## Raw records
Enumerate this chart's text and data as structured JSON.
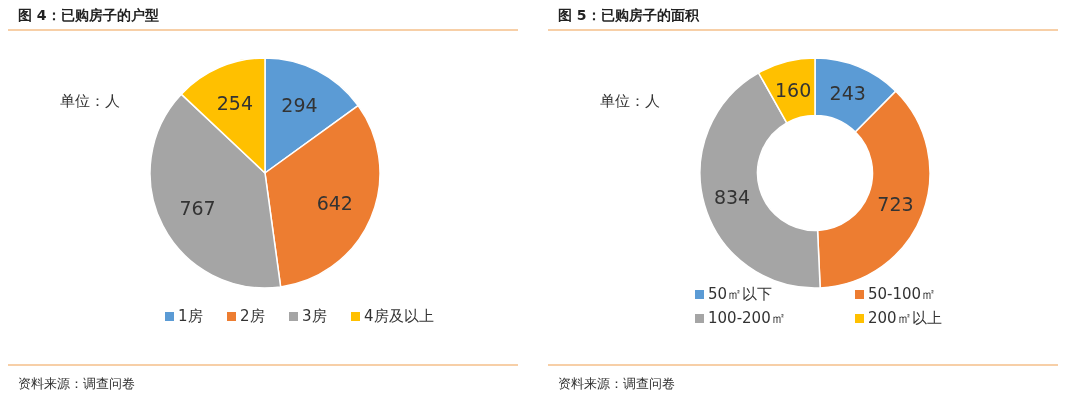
{
  "chart_data": [
    {
      "type": "pie",
      "title": "图 4：已购房子的户型",
      "categories": [
        "1房",
        "2房",
        "3房",
        "4房及以上"
      ],
      "values": [
        294,
        642,
        767,
        254
      ],
      "colors": [
        "#5b9bd5",
        "#ed7d31",
        "#a5a5a5",
        "#ffc000"
      ],
      "data_labels": true,
      "legend": "bottom",
      "annotations": [
        "单位：人",
        "资料来源：调查问卷"
      ]
    },
    {
      "type": "donut",
      "title": "图 5：已购房子的面积",
      "categories": [
        "50㎡以下",
        "50-100㎡",
        "100-200㎡",
        "200㎡以上"
      ],
      "values": [
        243,
        723,
        834,
        160
      ],
      "colors": [
        "#5b9bd5",
        "#ed7d31",
        "#a5a5a5",
        "#ffc000"
      ],
      "data_labels": true,
      "legend": "bottom",
      "annotations": [
        "单位：人",
        "资料来源：调查问卷"
      ]
    }
  ]
}
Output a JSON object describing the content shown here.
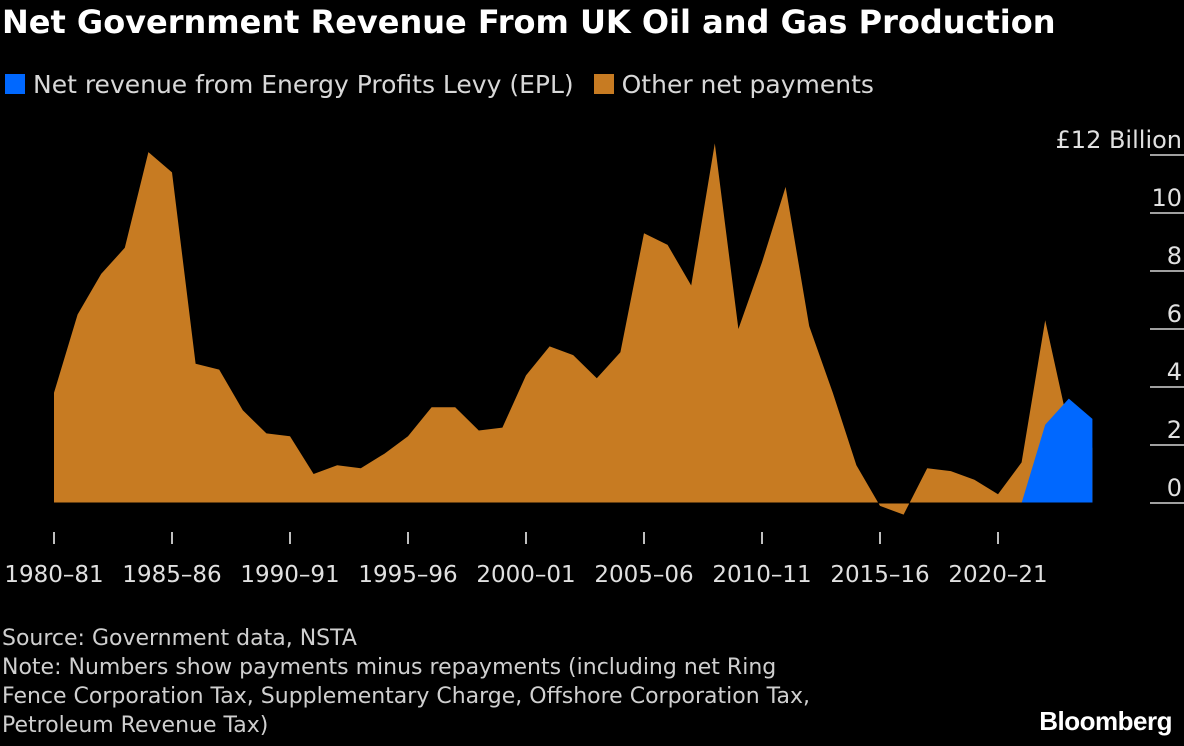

## Problem requirements
Without the pictures, return the entries exactly as they appear.

## In response
Enumerate this chart's text and data as structured JSON.
{
  "chart_data": [
    {
      "type": "pie",
      "title": "图 4：已购房子的户型",
      "categories": [
        "1房",
        "2房",
        "3房",
        "4房及以上"
      ],
      "values": [
        294,
        642,
        767,
        254
      ],
      "colors": [
        "#5b9bd5",
        "#ed7d31",
        "#a5a5a5",
        "#ffc000"
      ],
      "data_labels": true,
      "legend": "bottom",
      "annotations": [
        "单位：人",
        "资料来源：调查问卷"
      ]
    },
    {
      "type": "donut",
      "title": "图 5：已购房子的面积",
      "categories": [
        "50㎡以下",
        "50-100㎡",
        "100-200㎡",
        "200㎡以上"
      ],
      "values": [
        243,
        723,
        834,
        160
      ],
      "colors": [
        "#5b9bd5",
        "#ed7d31",
        "#a5a5a5",
        "#ffc000"
      ],
      "data_labels": true,
      "legend": "bottom",
      "annotations": [
        "单位：人",
        "资料来源：调查问卷"
      ]
    }
  ]
}
Output a JSON object describing the content shown here.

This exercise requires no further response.